++++ RECORDS FOR THE TASK

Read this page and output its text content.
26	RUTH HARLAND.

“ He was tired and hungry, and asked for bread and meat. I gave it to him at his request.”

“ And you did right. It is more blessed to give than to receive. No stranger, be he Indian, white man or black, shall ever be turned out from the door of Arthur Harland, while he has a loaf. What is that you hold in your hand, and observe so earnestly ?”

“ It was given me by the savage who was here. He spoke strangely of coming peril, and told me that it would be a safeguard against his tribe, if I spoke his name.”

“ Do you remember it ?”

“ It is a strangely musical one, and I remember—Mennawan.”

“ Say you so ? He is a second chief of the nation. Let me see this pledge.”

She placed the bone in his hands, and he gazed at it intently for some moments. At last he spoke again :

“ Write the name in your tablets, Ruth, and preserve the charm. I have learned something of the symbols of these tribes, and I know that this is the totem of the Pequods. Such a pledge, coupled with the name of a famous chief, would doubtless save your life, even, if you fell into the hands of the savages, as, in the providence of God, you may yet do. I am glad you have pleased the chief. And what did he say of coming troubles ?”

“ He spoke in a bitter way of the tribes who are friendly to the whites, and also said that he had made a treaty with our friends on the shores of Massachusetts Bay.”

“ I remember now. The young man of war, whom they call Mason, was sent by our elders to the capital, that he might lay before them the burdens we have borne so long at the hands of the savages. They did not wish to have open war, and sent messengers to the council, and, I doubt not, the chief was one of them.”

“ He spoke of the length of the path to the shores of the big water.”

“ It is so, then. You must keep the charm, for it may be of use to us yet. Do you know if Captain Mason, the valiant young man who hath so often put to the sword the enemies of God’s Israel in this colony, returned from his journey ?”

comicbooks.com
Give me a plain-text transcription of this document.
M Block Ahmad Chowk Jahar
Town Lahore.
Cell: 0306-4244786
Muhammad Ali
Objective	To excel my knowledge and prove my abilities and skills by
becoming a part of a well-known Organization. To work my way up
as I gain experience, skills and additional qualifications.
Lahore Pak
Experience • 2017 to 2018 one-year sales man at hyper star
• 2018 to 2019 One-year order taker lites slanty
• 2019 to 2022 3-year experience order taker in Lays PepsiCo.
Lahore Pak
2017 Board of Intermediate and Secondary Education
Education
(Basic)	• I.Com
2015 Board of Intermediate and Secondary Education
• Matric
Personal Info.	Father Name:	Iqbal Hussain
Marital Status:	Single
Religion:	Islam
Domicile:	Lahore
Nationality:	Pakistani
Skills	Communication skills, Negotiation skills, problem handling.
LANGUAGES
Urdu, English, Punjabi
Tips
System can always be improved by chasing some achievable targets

++++++++

• YOUR OBJECTIVE: Print the line containing "Give me a plain-text" and every line after it to the end of the records above, exactly as written, and nothing else.

• WRITTEN RESPONSE:
Give me a plain-text transcription of this document.
M Block Ahmad Chowk Jahar
Town Lahore.
Cell: 0306-4244786
Muhammad Ali
Objective	To excel my knowledge and prove my abilities and skills by
becoming a part of a well-known Organization. To work my way up
as I gain experience, skills and additional qualifications.
Lahore Pak
Experience • 2017 to 2018 one-year sales man at hyper star
• 2018 to 2019 One-year order taker lites slanty
• 2019 to 2022 3-year experience order taker in Lays PepsiCo.
Lahore Pak
2017 Board of Intermediate and Secondary Education
Education
(Basic)	• I.Com
2015 Board of Intermediate and Secondary Education
• Matric
Personal Info.	Father Name:	Iqbal Hussain
Marital Status:	Single
Religion:	Islam
Domicile:	Lahore
Nationality:	Pakistani
Skills	Communication skills, Negotiation skills, problem handling.
LANGUAGES
Urdu, English, Punjabi
Tips
System can always be improved by chasing some achievable targets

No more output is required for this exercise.